┌─ Extracted data

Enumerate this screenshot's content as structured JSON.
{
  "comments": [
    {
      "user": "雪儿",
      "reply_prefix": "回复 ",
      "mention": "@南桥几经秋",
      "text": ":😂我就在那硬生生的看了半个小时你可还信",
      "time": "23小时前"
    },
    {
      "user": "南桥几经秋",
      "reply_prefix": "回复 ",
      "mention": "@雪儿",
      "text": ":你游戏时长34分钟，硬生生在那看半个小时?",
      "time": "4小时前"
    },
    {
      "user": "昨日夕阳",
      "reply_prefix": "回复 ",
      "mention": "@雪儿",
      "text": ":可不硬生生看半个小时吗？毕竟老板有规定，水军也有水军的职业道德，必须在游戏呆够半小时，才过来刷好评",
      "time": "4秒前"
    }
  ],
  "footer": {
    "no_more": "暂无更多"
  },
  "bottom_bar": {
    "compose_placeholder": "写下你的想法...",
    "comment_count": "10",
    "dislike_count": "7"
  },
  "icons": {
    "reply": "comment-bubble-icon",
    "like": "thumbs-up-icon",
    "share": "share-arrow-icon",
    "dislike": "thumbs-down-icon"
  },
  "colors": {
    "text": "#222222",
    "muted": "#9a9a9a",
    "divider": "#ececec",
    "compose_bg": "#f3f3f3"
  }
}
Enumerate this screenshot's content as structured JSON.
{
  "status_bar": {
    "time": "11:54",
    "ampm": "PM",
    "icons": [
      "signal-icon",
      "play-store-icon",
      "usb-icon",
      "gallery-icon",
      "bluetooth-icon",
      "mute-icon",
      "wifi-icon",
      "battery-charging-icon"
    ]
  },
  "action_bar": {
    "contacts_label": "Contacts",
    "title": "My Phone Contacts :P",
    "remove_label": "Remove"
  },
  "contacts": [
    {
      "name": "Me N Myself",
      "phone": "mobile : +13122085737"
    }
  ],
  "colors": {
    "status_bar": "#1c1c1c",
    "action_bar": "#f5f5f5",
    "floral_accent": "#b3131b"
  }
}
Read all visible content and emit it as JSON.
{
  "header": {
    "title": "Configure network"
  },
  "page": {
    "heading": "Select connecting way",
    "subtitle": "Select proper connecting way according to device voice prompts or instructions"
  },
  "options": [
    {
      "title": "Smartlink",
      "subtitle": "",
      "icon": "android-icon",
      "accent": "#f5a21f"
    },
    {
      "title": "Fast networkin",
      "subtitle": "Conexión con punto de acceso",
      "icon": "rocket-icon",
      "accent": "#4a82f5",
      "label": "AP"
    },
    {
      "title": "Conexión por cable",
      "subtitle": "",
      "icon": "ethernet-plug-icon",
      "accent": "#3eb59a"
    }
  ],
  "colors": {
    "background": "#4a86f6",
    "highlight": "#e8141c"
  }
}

└─

To do:
Out of the records, collect only those lines that contain the string "time".

Result of the exercise:
      "time": "23小时前"
      "time": "4小时前"
      "time": "4秒前"
    "time": "11:54",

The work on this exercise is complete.